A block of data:
>>>

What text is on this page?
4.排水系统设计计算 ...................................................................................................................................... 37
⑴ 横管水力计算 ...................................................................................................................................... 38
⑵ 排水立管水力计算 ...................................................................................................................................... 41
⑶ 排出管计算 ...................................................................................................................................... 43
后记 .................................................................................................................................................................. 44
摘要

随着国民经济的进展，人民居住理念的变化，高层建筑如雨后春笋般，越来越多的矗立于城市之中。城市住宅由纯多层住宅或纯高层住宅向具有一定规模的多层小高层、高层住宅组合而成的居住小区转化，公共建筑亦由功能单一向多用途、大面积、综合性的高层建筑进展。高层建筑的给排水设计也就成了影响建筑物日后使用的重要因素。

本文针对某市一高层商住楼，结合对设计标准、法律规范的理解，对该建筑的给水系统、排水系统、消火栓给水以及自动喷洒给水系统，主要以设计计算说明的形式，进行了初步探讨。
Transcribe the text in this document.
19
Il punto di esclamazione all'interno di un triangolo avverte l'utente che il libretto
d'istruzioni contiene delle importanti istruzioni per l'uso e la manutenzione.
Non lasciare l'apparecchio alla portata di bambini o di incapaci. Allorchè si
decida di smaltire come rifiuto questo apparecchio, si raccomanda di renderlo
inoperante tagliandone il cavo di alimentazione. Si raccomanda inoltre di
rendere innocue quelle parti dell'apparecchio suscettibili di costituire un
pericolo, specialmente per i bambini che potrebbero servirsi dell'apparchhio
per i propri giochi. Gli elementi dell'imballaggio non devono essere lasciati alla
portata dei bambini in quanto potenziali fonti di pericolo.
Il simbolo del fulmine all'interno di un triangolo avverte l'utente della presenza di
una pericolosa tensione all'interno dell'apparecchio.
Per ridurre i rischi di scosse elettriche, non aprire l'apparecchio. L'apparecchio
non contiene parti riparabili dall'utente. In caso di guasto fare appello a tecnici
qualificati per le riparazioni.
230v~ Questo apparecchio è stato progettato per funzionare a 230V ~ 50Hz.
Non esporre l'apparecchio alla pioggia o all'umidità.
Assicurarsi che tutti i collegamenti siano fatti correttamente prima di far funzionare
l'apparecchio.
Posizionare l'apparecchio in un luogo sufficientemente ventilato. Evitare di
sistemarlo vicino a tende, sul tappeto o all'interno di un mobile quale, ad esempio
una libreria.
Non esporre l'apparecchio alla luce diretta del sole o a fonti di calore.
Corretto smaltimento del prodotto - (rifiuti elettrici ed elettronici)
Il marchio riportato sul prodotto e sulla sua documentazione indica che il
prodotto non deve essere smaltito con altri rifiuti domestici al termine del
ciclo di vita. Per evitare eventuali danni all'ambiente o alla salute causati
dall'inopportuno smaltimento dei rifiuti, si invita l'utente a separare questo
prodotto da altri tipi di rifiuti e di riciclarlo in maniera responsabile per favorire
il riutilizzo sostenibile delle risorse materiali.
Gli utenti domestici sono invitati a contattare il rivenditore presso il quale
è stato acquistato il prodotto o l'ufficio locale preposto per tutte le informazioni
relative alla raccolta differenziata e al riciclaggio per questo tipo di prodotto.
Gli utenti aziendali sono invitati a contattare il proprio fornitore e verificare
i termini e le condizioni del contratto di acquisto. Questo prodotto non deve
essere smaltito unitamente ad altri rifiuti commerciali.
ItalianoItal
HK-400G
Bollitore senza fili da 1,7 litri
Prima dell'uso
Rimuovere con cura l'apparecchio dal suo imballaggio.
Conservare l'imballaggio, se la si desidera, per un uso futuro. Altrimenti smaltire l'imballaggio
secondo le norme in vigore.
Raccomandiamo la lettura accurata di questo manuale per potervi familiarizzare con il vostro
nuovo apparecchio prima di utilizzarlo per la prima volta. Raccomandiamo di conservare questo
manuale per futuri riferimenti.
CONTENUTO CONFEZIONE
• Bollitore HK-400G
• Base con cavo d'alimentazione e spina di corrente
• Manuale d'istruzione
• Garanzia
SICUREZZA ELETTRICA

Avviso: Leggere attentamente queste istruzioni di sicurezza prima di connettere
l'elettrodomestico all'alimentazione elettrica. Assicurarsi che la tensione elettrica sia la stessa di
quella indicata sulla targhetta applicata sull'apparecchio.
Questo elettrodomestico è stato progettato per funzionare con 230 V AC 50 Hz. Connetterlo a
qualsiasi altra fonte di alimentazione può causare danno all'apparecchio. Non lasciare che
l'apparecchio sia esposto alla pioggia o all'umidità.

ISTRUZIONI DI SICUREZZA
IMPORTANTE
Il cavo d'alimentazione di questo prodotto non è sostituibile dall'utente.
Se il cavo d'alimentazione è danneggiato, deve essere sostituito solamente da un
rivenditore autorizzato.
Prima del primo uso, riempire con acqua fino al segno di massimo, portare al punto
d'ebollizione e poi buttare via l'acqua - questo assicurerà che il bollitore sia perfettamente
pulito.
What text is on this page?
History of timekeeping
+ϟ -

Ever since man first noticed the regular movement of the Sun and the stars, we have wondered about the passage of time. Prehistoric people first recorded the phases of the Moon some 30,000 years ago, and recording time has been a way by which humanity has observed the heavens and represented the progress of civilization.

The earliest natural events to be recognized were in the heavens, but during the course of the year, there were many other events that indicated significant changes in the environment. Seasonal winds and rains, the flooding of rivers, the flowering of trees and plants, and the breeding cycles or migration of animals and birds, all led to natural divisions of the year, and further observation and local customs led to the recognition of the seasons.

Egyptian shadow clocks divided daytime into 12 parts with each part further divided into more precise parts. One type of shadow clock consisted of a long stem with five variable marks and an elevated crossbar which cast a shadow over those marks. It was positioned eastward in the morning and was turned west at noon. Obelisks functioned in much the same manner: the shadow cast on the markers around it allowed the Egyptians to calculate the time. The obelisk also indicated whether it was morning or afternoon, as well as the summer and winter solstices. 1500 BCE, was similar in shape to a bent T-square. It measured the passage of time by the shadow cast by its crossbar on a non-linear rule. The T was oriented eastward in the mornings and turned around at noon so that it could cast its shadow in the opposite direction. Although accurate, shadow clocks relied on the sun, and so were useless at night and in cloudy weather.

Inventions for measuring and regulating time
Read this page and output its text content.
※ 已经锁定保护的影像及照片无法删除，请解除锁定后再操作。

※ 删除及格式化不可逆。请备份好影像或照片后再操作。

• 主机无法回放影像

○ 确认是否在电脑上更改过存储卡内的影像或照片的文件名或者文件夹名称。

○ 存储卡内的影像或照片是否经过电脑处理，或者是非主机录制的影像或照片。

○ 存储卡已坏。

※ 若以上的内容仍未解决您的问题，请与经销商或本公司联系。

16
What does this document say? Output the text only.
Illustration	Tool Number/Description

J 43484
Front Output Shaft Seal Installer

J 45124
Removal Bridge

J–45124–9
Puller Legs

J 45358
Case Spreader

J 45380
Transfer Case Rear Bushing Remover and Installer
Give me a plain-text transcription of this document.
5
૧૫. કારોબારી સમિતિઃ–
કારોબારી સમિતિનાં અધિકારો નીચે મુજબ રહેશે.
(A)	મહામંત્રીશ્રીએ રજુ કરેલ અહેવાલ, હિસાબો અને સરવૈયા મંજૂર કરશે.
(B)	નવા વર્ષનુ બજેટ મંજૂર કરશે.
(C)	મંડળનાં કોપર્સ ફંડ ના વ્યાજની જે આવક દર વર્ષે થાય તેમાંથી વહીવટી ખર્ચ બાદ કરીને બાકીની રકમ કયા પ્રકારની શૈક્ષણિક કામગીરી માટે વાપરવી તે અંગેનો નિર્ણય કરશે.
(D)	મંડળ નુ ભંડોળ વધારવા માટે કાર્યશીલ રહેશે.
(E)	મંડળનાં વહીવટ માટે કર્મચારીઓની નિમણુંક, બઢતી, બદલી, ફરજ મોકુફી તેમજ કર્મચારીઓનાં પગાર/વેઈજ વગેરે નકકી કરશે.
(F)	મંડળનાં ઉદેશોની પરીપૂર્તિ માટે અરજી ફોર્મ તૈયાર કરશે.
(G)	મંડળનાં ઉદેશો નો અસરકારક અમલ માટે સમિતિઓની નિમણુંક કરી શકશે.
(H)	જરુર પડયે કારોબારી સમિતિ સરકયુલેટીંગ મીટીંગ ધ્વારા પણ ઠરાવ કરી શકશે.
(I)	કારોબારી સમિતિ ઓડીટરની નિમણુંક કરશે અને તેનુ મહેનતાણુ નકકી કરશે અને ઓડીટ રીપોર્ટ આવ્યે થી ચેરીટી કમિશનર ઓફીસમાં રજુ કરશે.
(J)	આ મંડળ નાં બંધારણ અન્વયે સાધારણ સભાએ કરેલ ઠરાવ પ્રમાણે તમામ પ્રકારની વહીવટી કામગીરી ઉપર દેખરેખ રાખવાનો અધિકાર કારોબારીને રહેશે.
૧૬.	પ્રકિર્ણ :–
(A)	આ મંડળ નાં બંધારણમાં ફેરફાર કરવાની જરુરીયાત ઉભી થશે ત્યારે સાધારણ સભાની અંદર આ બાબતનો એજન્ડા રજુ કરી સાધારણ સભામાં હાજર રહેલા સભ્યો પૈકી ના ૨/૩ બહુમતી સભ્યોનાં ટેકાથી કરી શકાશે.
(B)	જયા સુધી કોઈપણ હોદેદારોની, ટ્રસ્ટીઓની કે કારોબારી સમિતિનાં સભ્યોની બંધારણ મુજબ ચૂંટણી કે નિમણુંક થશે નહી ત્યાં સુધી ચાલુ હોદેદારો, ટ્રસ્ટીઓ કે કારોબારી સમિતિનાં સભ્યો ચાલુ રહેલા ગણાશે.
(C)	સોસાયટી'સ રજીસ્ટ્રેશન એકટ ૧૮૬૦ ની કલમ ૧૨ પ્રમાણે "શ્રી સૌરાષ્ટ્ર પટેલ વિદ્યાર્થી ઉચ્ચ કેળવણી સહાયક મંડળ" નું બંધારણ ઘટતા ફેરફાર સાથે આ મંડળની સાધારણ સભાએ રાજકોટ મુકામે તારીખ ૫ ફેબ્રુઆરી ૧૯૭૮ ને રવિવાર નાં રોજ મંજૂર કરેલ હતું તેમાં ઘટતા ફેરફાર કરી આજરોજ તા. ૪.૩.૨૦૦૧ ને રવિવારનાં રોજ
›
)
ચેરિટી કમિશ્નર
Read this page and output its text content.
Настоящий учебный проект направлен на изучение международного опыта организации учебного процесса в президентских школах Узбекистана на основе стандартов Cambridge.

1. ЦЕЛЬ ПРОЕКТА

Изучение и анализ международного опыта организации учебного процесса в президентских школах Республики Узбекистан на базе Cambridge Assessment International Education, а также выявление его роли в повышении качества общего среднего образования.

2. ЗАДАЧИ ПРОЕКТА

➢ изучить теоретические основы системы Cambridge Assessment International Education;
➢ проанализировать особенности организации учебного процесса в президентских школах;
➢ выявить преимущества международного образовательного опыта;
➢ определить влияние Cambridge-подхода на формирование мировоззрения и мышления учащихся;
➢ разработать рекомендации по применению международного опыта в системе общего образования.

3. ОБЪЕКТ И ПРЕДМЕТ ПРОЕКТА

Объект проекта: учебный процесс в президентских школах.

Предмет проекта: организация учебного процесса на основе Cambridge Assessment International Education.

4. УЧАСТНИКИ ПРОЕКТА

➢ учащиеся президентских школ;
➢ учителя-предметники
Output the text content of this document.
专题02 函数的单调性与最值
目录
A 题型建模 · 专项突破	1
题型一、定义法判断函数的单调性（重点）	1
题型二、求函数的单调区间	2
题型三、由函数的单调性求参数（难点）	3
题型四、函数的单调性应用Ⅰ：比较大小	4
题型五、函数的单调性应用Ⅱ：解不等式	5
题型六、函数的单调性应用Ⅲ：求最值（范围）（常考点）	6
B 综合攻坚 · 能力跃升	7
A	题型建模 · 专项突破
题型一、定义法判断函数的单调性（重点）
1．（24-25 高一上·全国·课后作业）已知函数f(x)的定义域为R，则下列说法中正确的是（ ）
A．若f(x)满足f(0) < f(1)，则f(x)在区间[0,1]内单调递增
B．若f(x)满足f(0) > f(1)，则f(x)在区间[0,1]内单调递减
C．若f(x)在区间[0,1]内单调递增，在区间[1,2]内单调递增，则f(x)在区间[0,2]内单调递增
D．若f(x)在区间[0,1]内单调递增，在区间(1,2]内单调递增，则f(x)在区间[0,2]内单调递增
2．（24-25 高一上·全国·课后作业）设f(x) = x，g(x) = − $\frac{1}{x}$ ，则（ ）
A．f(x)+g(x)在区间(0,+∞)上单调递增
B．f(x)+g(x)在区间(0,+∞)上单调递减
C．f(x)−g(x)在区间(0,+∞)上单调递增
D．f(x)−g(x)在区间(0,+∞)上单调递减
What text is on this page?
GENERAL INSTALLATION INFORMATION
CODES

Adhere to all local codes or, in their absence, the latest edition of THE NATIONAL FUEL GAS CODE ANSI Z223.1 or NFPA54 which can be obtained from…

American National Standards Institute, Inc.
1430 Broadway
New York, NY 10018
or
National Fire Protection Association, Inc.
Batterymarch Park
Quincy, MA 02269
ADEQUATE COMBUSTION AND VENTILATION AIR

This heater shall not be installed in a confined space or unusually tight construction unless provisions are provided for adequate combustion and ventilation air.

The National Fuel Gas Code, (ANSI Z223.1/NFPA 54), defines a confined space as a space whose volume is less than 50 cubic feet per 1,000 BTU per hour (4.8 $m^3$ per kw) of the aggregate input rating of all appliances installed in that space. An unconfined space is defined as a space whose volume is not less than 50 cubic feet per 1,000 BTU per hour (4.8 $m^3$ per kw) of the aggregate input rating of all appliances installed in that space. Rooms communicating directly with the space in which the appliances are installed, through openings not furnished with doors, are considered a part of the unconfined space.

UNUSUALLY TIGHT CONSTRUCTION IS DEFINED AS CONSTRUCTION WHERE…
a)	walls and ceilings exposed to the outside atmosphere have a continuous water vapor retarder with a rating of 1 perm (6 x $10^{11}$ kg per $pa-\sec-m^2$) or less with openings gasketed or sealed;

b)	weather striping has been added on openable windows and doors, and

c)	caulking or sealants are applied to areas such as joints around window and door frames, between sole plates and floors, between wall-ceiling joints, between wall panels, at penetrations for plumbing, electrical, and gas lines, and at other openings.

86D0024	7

<<<

— Problem statement —
Look for the word "smaltimento" and return every line where it occurs.

— Answer to the exercise —
Corretto smaltimento del prodotto - (rifiuti elettrici ed elettronici)
dall'inopportuno smaltimento dei rifiuti, si invita l'utente a separare questo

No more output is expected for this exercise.